Source data
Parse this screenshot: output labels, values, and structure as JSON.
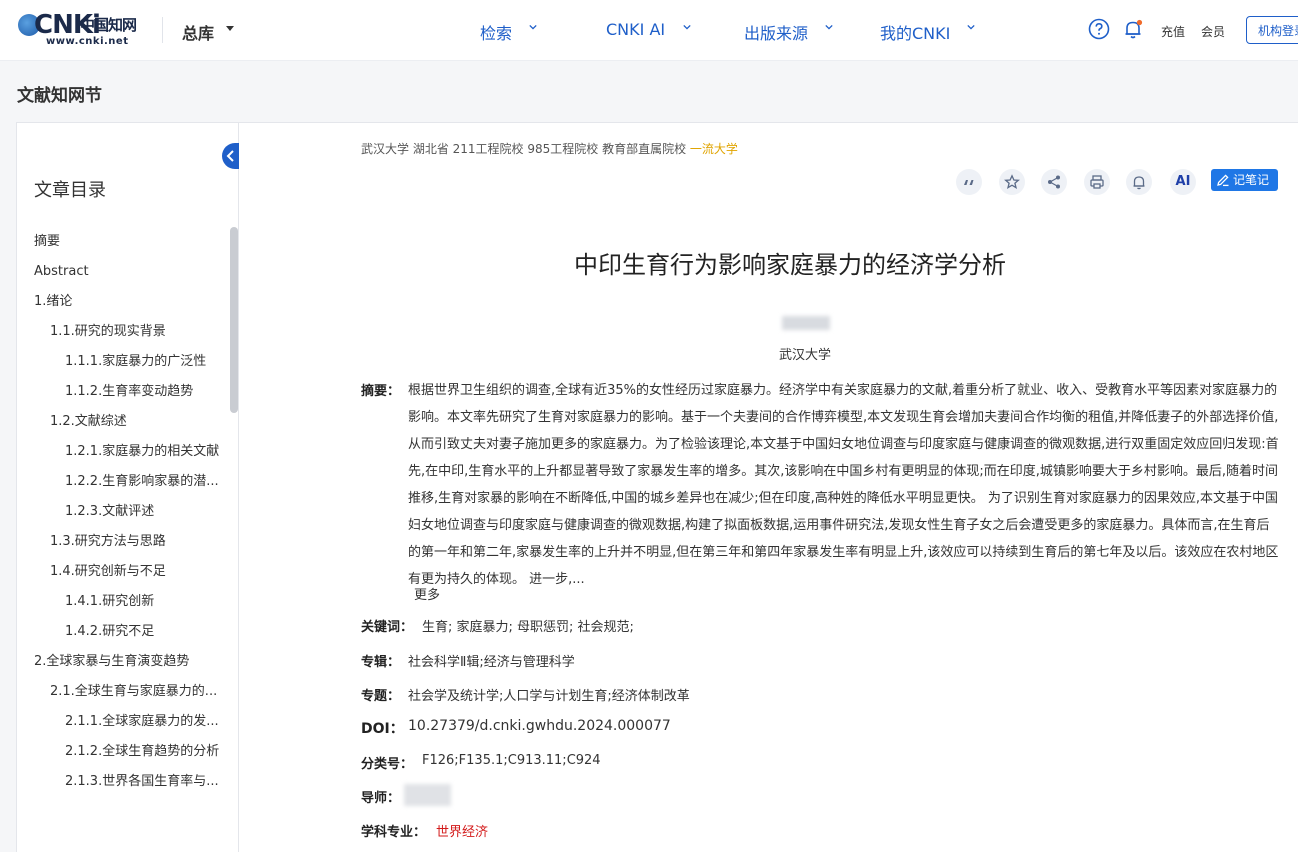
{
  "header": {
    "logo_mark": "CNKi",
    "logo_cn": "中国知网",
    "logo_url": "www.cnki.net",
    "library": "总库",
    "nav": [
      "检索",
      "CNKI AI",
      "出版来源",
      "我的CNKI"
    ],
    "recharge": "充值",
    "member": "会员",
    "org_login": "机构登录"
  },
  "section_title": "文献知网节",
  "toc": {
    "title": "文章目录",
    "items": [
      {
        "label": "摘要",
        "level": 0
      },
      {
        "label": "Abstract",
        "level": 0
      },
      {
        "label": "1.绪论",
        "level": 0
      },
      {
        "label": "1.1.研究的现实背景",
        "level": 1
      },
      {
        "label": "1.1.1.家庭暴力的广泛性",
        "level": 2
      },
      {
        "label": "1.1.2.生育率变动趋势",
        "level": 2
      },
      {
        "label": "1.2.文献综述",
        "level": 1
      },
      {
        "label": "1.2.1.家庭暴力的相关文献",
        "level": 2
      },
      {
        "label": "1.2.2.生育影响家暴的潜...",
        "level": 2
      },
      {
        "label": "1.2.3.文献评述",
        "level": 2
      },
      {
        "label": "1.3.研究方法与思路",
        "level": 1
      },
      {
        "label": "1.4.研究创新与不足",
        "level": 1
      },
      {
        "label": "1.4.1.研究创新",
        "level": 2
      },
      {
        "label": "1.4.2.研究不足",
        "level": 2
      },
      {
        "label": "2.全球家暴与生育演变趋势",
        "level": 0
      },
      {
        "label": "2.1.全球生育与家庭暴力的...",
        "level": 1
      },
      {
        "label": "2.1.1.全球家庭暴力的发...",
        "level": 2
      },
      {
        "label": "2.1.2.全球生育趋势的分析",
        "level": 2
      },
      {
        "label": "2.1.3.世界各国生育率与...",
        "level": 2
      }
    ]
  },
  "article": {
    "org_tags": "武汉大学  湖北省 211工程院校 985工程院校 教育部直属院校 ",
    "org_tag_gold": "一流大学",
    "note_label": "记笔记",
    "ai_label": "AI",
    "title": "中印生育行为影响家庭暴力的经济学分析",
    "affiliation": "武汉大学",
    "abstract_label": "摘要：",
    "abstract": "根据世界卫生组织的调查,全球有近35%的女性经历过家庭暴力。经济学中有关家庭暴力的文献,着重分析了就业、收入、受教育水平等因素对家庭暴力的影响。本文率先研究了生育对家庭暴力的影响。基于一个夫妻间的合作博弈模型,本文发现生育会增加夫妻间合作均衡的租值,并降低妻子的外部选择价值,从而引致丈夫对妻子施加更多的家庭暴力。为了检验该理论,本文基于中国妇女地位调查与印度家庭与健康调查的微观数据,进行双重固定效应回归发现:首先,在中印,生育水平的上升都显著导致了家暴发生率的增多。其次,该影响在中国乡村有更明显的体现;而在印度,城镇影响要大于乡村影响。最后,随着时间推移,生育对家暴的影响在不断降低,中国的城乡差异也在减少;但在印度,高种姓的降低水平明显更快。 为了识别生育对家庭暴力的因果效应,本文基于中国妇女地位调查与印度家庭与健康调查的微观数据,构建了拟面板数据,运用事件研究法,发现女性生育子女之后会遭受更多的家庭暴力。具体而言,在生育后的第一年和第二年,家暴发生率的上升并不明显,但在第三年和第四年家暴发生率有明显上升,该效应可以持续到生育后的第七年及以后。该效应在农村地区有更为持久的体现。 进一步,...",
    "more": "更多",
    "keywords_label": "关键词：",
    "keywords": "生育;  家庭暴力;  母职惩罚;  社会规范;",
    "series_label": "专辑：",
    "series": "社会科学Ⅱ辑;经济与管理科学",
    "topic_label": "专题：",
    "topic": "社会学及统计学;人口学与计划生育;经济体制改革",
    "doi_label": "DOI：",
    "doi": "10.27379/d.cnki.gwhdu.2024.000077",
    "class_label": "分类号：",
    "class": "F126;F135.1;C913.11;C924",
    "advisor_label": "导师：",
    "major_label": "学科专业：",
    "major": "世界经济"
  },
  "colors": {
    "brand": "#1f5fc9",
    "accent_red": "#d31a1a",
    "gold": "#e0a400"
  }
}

→ **Prompt**: Output every entry exactly as given; pictures are not part of the copy.

→ **Answer for the task**:
Parse this screenshot: output labels, values, and structure as JSON.
{
  "header": {
    "logo_mark": "CNKi",
    "logo_cn": "中国知网",
    "logo_url": "www.cnki.net",
    "library": "总库",
    "nav": [
      "检索",
      "CNKI AI",
      "出版来源",
      "我的CNKI"
    ],
    "recharge": "充值",
    "member": "会员",
    "org_login": "机构登录"
  },
  "section_title": "文献知网节",
  "toc": {
    "title": "文章目录",
    "items": [
      {
        "label": "摘要",
        "level": 0
      },
      {
        "label": "Abstract",
        "level": 0
      },
      {
        "label": "1.绪论",
        "level": 0
      },
      {
        "label": "1.1.研究的现实背景",
        "level": 1
      },
      {
        "label": "1.1.1.家庭暴力的广泛性",
        "level": 2
      },
      {
        "label": "1.1.2.生育率变动趋势",
        "level": 2
      },
      {
        "label": "1.2.文献综述",
        "level": 1
      },
      {
        "label": "1.2.1.家庭暴力的相关文献",
        "level": 2
      },
      {
        "label": "1.2.2.生育影响家暴的潜...",
        "level": 2
      },
      {
        "label": "1.2.3.文献评述",
        "level": 2
      },
      {
        "label": "1.3.研究方法与思路",
        "level": 1
      },
      {
        "label": "1.4.研究创新与不足",
        "level": 1
      },
      {
        "label": "1.4.1.研究创新",
        "level": 2
      },
      {
        "label": "1.4.2.研究不足",
        "level": 2
      },
      {
        "label": "2.全球家暴与生育演变趋势",
        "level": 0
      },
      {
        "label": "2.1.全球生育与家庭暴力的...",
        "level": 1
      },
      {
        "label": "2.1.1.全球家庭暴力的发...",
        "level": 2
      },
      {
        "label": "2.1.2.全球生育趋势的分析",
        "level": 2
      },
      {
        "label": "2.1.3.世界各国生育率与...",
        "level": 2
      }
    ]
  },
  "article": {
    "org_tags": "武汉大学  湖北省 211工程院校 985工程院校 教育部直属院校 ",
    "org_tag_gold": "一流大学",
    "note_label": "记笔记",
    "ai_label": "AI",
    "title": "中印生育行为影响家庭暴力的经济学分析",
    "affiliation": "武汉大学",
    "abstract_label": "摘要：",
    "abstract": "根据世界卫生组织的调查,全球有近35%的女性经历过家庭暴力。经济学中有关家庭暴力的文献,着重分析了就业、收入、受教育水平等因素对家庭暴力的影响。本文率先研究了生育对家庭暴力的影响。基于一个夫妻间的合作博弈模型,本文发现生育会增加夫妻间合作均衡的租值,并降低妻子的外部选择价值,从而引致丈夫对妻子施加更多的家庭暴力。为了检验该理论,本文基于中国妇女地位调查与印度家庭与健康调查的微观数据,进行双重固定效应回归发现:首先,在中印,生育水平的上升都显著导致了家暴发生率的增多。其次,该影响在中国乡村有更明显的体现;而在印度,城镇影响要大于乡村影响。最后,随着时间推移,生育对家暴的影响在不断降低,中国的城乡差异也在减少;但在印度,高种姓的降低水平明显更快。 为了识别生育对家庭暴力的因果效应,本文基于中国妇女地位调查与印度家庭与健康调查的微观数据,构建了拟面板数据,运用事件研究法,发现女性生育子女之后会遭受更多的家庭暴力。具体而言,在生育后的第一年和第二年,家暴发生率的上升并不明显,但在第三年和第四年家暴发生率有明显上升,该效应可以持续到生育后的第七年及以后。该效应在农村地区有更为持久的体现。 进一步,...",
    "more": "更多",
    "keywords_label": "关键词：",
    "keywords": "生育;  家庭暴力;  母职惩罚;  社会规范;",
    "series_label": "专辑：",
    "series": "社会科学Ⅱ辑;经济与管理科学",
    "topic_label": "专题：",
    "topic": "社会学及统计学;人口学与计划生育;经济体制改革",
    "doi_label": "DOI：",
    "doi": "10.27379/d.cnki.gwhdu.2024.000077",
    "class_label": "分类号：",
    "class": "F126;F135.1;C913.11;C924",
    "advisor_label": "导师：",
    "major_label": "学科专业：",
    "major": "世界经济"
  },
  "colors": {
    "brand": "#1f5fc9",
    "accent_red": "#d31a1a",
    "gold": "#e0a400"
  }
}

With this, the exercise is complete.